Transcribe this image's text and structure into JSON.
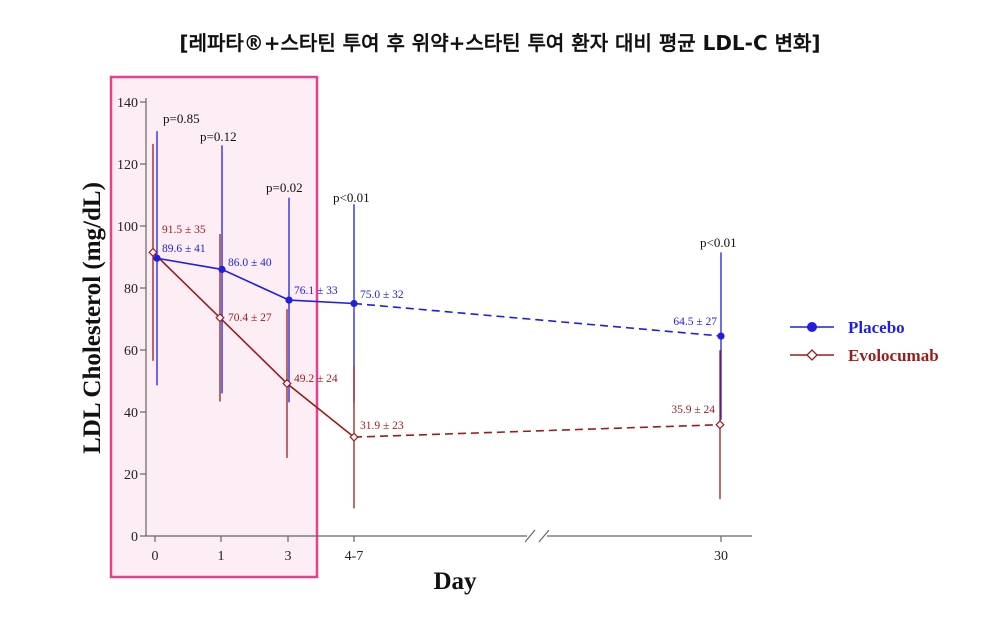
{
  "chart_data": {
    "type": "line",
    "title": "[레파타®+스타틴 투여 후 위약+스타틴 투여 환자 대비 평균 LDL-C 변화]",
    "xlabel": "Day",
    "ylabel": "LDL Cholesterol (mg/dL)",
    "x": [
      "0",
      "1",
      "3",
      "4-7",
      "30"
    ],
    "ylim": [
      0,
      140
    ],
    "yticks": [
      0,
      20,
      40,
      60,
      80,
      100,
      120,
      140
    ],
    "axis_break": "between 4-7 and 30",
    "highlight": {
      "from": "0",
      "to": "3",
      "color": "#e8408c"
    },
    "legend_position": "right",
    "series": [
      {
        "name": "Placebo",
        "color": "#1f1fe0",
        "marker": "filled-circle",
        "values": [
          89.6,
          86.0,
          76.1,
          75.0,
          64.5
        ],
        "sd": [
          41,
          40,
          33,
          32,
          27
        ],
        "labels": [
          "89.6 ± 41",
          "86.0 ± 40",
          "76.1 ± 33",
          "75.0 ± 32",
          "64.5 ± 27"
        ]
      },
      {
        "name": "Evolocumab",
        "color": "#9b1c1c",
        "marker": "open-diamond",
        "values": [
          91.5,
          70.4,
          49.2,
          31.9,
          35.9
        ],
        "sd": [
          35,
          27,
          24,
          23,
          24
        ],
        "labels": [
          "91.5 ± 35",
          "70.4 ± 27",
          "49.2 ± 24",
          "31.9 ± 23",
          "35.9 ± 24"
        ]
      }
    ],
    "p_values": [
      "p=0.85",
      "p=0.12",
      "p=0.02",
      "p<0.01",
      "p<0.01"
    ]
  }
}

=== Work required ===
Return the entries unchanged, save for the pictures, which do not belong in the copy.

=== Exercise solution ===
Transcribe this image's text and structure into JSON.
{
  "chart_data": {
    "type": "line",
    "title": "[레파타®+스타틴 투여 후 위약+스타틴 투여 환자 대비 평균 LDL-C 변화]",
    "xlabel": "Day",
    "ylabel": "LDL Cholesterol (mg/dL)",
    "x": [
      "0",
      "1",
      "3",
      "4-7",
      "30"
    ],
    "ylim": [
      0,
      140
    ],
    "yticks": [
      0,
      20,
      40,
      60,
      80,
      100,
      120,
      140
    ],
    "axis_break": "between 4-7 and 30",
    "highlight": {
      "from": "0",
      "to": "3",
      "color": "#e8408c"
    },
    "legend_position": "right",
    "series": [
      {
        "name": "Placebo",
        "color": "#1f1fe0",
        "marker": "filled-circle",
        "values": [
          89.6,
          86.0,
          76.1,
          75.0,
          64.5
        ],
        "sd": [
          41,
          40,
          33,
          32,
          27
        ],
        "labels": [
          "89.6 ± 41",
          "86.0 ± 40",
          "76.1 ± 33",
          "75.0 ± 32",
          "64.5 ± 27"
        ]
      },
      {
        "name": "Evolocumab",
        "color": "#9b1c1c",
        "marker": "open-diamond",
        "values": [
          91.5,
          70.4,
          49.2,
          31.9,
          35.9
        ],
        "sd": [
          35,
          27,
          24,
          23,
          24
        ],
        "labels": [
          "91.5 ± 35",
          "70.4 ± 27",
          "49.2 ± 24",
          "31.9 ± 23",
          "35.9 ± 24"
        ]
      }
    ],
    "p_values": [
      "p=0.85",
      "p=0.12",
      "p=0.02",
      "p<0.01",
      "p<0.01"
    ]
  }
}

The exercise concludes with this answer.